→ **What needs to be done**
Restate the material word for word and leave out anything that is a picture.

→ **Entries supplied**
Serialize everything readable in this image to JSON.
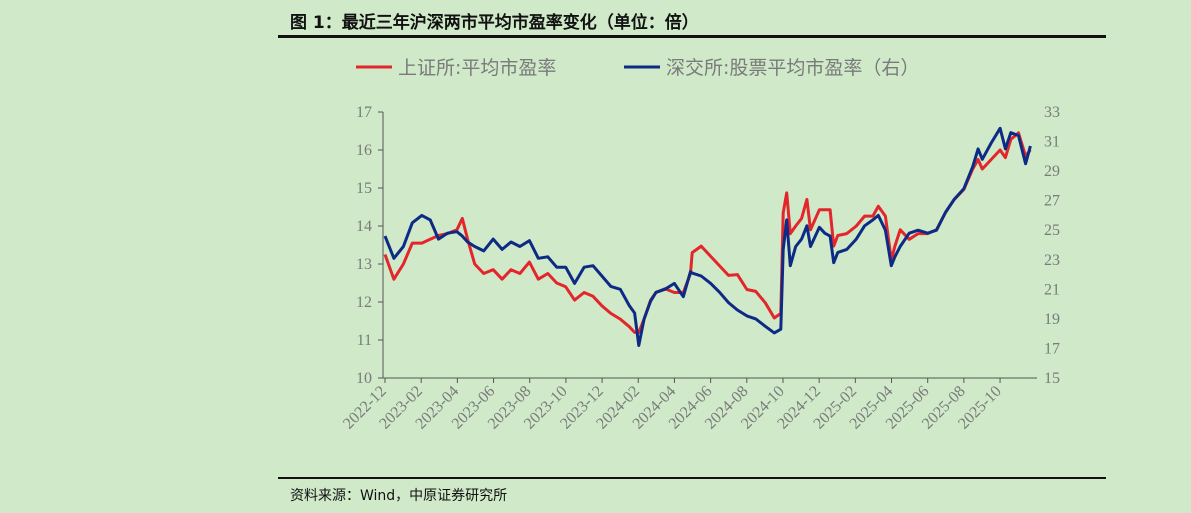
{
  "title": "图 1：最近三年沪深两市平均市盈率变化（单位：倍）",
  "source": "资料来源：Wind，中原证券研究所",
  "colors": {
    "red": "#e3262b",
    "blue": "#0d2b85"
  },
  "chart_data": {
    "type": "line",
    "title": "图 1：最近三年沪深两市平均市盈率变化（单位：倍）",
    "x_tick_labels": [
      "2022-12",
      "2023-02",
      "2023-04",
      "2023-06",
      "2023-08",
      "2023-10",
      "2023-12",
      "2024-02",
      "2024-04",
      "2024-06",
      "2024-08",
      "2024-10",
      "2024-12",
      "2025-02",
      "2025-04",
      "2025-06",
      "2025-08",
      "2025-10"
    ],
    "y_left": {
      "range": [
        10,
        17
      ],
      "ticks": [
        "10",
        "11",
        "12",
        "13",
        "14",
        "15",
        "16",
        "17"
      ]
    },
    "y_right": {
      "range": [
        15,
        33
      ],
      "ticks": [
        "15",
        "17",
        "19",
        "21",
        "23",
        "25",
        "27",
        "29",
        "31",
        "33"
      ]
    },
    "grid": false,
    "legend": "top",
    "x": [
      "2022-12-01",
      "2022-12-16",
      "2023-01-01",
      "2023-01-16",
      "2023-02-01",
      "2023-02-15",
      "2023-03-01",
      "2023-03-16",
      "2023-04-01",
      "2023-04-10",
      "2023-04-19",
      "2023-05-01",
      "2023-05-16",
      "2023-06-01",
      "2023-06-16",
      "2023-07-01",
      "2023-07-16",
      "2023-08-01",
      "2023-08-16",
      "2023-09-01",
      "2023-09-16",
      "2023-10-01",
      "2023-10-16",
      "2023-11-01",
      "2023-11-16",
      "2023-12-01",
      "2023-12-16",
      "2024-01-01",
      "2024-01-16",
      "2024-01-25",
      "2024-02-01",
      "2024-02-10",
      "2024-02-21",
      "2024-03-01",
      "2024-03-16",
      "2024-04-01",
      "2024-04-16",
      "2024-04-28",
      "2024-05-01",
      "2024-05-16",
      "2024-06-01",
      "2024-06-16",
      "2024-07-01",
      "2024-07-16",
      "2024-08-01",
      "2024-08-16",
      "2024-09-01",
      "2024-09-16",
      "2024-09-27",
      "2024-10-01",
      "2024-10-07",
      "2024-10-13",
      "2024-10-22",
      "2024-11-01",
      "2024-11-10",
      "2024-11-16",
      "2024-12-01",
      "2024-12-10",
      "2024-12-19",
      "2024-12-25",
      "2025-01-01",
      "2025-01-16",
      "2025-02-01",
      "2025-02-15",
      "2025-03-01",
      "2025-03-10",
      "2025-03-22",
      "2025-04-01",
      "2025-04-07",
      "2025-04-16",
      "2025-05-01",
      "2025-05-16",
      "2025-06-01",
      "2025-06-16",
      "2025-07-01",
      "2025-07-16",
      "2025-08-01",
      "2025-08-16",
      "2025-08-25",
      "2025-09-01",
      "2025-09-16",
      "2025-10-01",
      "2025-10-10",
      "2025-10-19",
      "2025-11-01",
      "2025-11-13",
      "2025-11-21"
    ],
    "series": [
      {
        "name": "上证所:平均市盈率",
        "axis": "left",
        "color": "#e3262b",
        "values": [
          13.25,
          12.6,
          13.0,
          13.55,
          13.55,
          13.65,
          13.75,
          13.8,
          13.9,
          14.2,
          13.65,
          13.0,
          12.75,
          12.85,
          12.6,
          12.85,
          12.75,
          13.05,
          12.6,
          12.75,
          12.5,
          12.4,
          12.05,
          12.25,
          12.15,
          11.9,
          11.7,
          11.55,
          11.35,
          11.2,
          11.2,
          11.55,
          12.05,
          12.25,
          12.35,
          12.25,
          12.25,
          12.75,
          13.3,
          13.47,
          13.2,
          12.95,
          12.7,
          12.72,
          12.33,
          12.28,
          11.98,
          11.58,
          11.7,
          14.35,
          14.87,
          13.8,
          14.0,
          14.2,
          14.7,
          13.9,
          14.43,
          14.43,
          14.43,
          13.47,
          13.75,
          13.8,
          14.0,
          14.26,
          14.26,
          14.52,
          14.26,
          13.1,
          13.47,
          13.9,
          13.65,
          13.8,
          13.8,
          13.9,
          14.35,
          14.7,
          14.96,
          15.5,
          15.75,
          15.5,
          15.75,
          16.0,
          15.8,
          16.28,
          16.45,
          15.84,
          16.0
        ]
      },
      {
        "name": "深交所:股票平均市盈率（右）",
        "axis": "right",
        "color": "#0d2b85",
        "values": [
          24.6,
          23.1,
          23.9,
          25.5,
          26.0,
          25.7,
          24.4,
          24.8,
          24.9,
          24.6,
          24.2,
          23.9,
          23.6,
          24.4,
          23.7,
          24.2,
          23.9,
          24.3,
          23.1,
          23.2,
          22.5,
          22.5,
          21.4,
          22.5,
          22.6,
          21.9,
          21.2,
          21.0,
          19.9,
          19.4,
          17.2,
          19.0,
          20.2,
          20.8,
          21.0,
          21.4,
          20.5,
          22.2,
          22.1,
          21.9,
          21.4,
          20.8,
          20.1,
          19.6,
          19.2,
          19.0,
          18.5,
          18.05,
          18.3,
          23.7,
          25.7,
          22.6,
          23.9,
          24.4,
          25.3,
          23.9,
          25.2,
          24.8,
          24.6,
          22.8,
          23.5,
          23.7,
          24.4,
          25.3,
          25.7,
          26.0,
          25.0,
          22.6,
          23.2,
          23.9,
          24.8,
          25.0,
          24.8,
          25.0,
          26.2,
          27.1,
          27.8,
          29.3,
          30.5,
          29.8,
          30.9,
          31.9,
          30.5,
          31.6,
          31.4,
          29.5,
          30.7
        ]
      }
    ]
  }
}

→ **Solution to this problem**
Serialize everything readable in this image to JSON.
{
  "title": "图 1：最近三年沪深两市平均市盈率变化（单位：倍）",
  "source": "资料来源：Wind，中原证券研究所",
  "colors": {
    "red": "#e3262b",
    "blue": "#0d2b85"
  },
  "chart_data": {
    "type": "line",
    "title": "图 1：最近三年沪深两市平均市盈率变化（单位：倍）",
    "x_tick_labels": [
      "2022-12",
      "2023-02",
      "2023-04",
      "2023-06",
      "2023-08",
      "2023-10",
      "2023-12",
      "2024-02",
      "2024-04",
      "2024-06",
      "2024-08",
      "2024-10",
      "2024-12",
      "2025-02",
      "2025-04",
      "2025-06",
      "2025-08",
      "2025-10"
    ],
    "y_left": {
      "range": [
        10,
        17
      ],
      "ticks": [
        "10",
        "11",
        "12",
        "13",
        "14",
        "15",
        "16",
        "17"
      ]
    },
    "y_right": {
      "range": [
        15,
        33
      ],
      "ticks": [
        "15",
        "17",
        "19",
        "21",
        "23",
        "25",
        "27",
        "29",
        "31",
        "33"
      ]
    },
    "grid": false,
    "legend": "top",
    "x": [
      "2022-12-01",
      "2022-12-16",
      "2023-01-01",
      "2023-01-16",
      "2023-02-01",
      "2023-02-15",
      "2023-03-01",
      "2023-03-16",
      "2023-04-01",
      "2023-04-10",
      "2023-04-19",
      "2023-05-01",
      "2023-05-16",
      "2023-06-01",
      "2023-06-16",
      "2023-07-01",
      "2023-07-16",
      "2023-08-01",
      "2023-08-16",
      "2023-09-01",
      "2023-09-16",
      "2023-10-01",
      "2023-10-16",
      "2023-11-01",
      "2023-11-16",
      "2023-12-01",
      "2023-12-16",
      "2024-01-01",
      "2024-01-16",
      "2024-01-25",
      "2024-02-01",
      "2024-02-10",
      "2024-02-21",
      "2024-03-01",
      "2024-03-16",
      "2024-04-01",
      "2024-04-16",
      "2024-04-28",
      "2024-05-01",
      "2024-05-16",
      "2024-06-01",
      "2024-06-16",
      "2024-07-01",
      "2024-07-16",
      "2024-08-01",
      "2024-08-16",
      "2024-09-01",
      "2024-09-16",
      "2024-09-27",
      "2024-10-01",
      "2024-10-07",
      "2024-10-13",
      "2024-10-22",
      "2024-11-01",
      "2024-11-10",
      "2024-11-16",
      "2024-12-01",
      "2024-12-10",
      "2024-12-19",
      "2024-12-25",
      "2025-01-01",
      "2025-01-16",
      "2025-02-01",
      "2025-02-15",
      "2025-03-01",
      "2025-03-10",
      "2025-03-22",
      "2025-04-01",
      "2025-04-07",
      "2025-04-16",
      "2025-05-01",
      "2025-05-16",
      "2025-06-01",
      "2025-06-16",
      "2025-07-01",
      "2025-07-16",
      "2025-08-01",
      "2025-08-16",
      "2025-08-25",
      "2025-09-01",
      "2025-09-16",
      "2025-10-01",
      "2025-10-10",
      "2025-10-19",
      "2025-11-01",
      "2025-11-13",
      "2025-11-21"
    ],
    "series": [
      {
        "name": "上证所:平均市盈率",
        "axis": "left",
        "color": "#e3262b",
        "values": [
          13.25,
          12.6,
          13.0,
          13.55,
          13.55,
          13.65,
          13.75,
          13.8,
          13.9,
          14.2,
          13.65,
          13.0,
          12.75,
          12.85,
          12.6,
          12.85,
          12.75,
          13.05,
          12.6,
          12.75,
          12.5,
          12.4,
          12.05,
          12.25,
          12.15,
          11.9,
          11.7,
          11.55,
          11.35,
          11.2,
          11.2,
          11.55,
          12.05,
          12.25,
          12.35,
          12.25,
          12.25,
          12.75,
          13.3,
          13.47,
          13.2,
          12.95,
          12.7,
          12.72,
          12.33,
          12.28,
          11.98,
          11.58,
          11.7,
          14.35,
          14.87,
          13.8,
          14.0,
          14.2,
          14.7,
          13.9,
          14.43,
          14.43,
          14.43,
          13.47,
          13.75,
          13.8,
          14.0,
          14.26,
          14.26,
          14.52,
          14.26,
          13.1,
          13.47,
          13.9,
          13.65,
          13.8,
          13.8,
          13.9,
          14.35,
          14.7,
          14.96,
          15.5,
          15.75,
          15.5,
          15.75,
          16.0,
          15.8,
          16.28,
          16.45,
          15.84,
          16.0
        ]
      },
      {
        "name": "深交所:股票平均市盈率（右）",
        "axis": "right",
        "color": "#0d2b85",
        "values": [
          24.6,
          23.1,
          23.9,
          25.5,
          26.0,
          25.7,
          24.4,
          24.8,
          24.9,
          24.6,
          24.2,
          23.9,
          23.6,
          24.4,
          23.7,
          24.2,
          23.9,
          24.3,
          23.1,
          23.2,
          22.5,
          22.5,
          21.4,
          22.5,
          22.6,
          21.9,
          21.2,
          21.0,
          19.9,
          19.4,
          17.2,
          19.0,
          20.2,
          20.8,
          21.0,
          21.4,
          20.5,
          22.2,
          22.1,
          21.9,
          21.4,
          20.8,
          20.1,
          19.6,
          19.2,
          19.0,
          18.5,
          18.05,
          18.3,
          23.7,
          25.7,
          22.6,
          23.9,
          24.4,
          25.3,
          23.9,
          25.2,
          24.8,
          24.6,
          22.8,
          23.5,
          23.7,
          24.4,
          25.3,
          25.7,
          26.0,
          25.0,
          22.6,
          23.2,
          23.9,
          24.8,
          25.0,
          24.8,
          25.0,
          26.2,
          27.1,
          27.8,
          29.3,
          30.5,
          29.8,
          30.9,
          31.9,
          30.5,
          31.6,
          31.4,
          29.5,
          30.7
        ]
      }
    ]
  }
}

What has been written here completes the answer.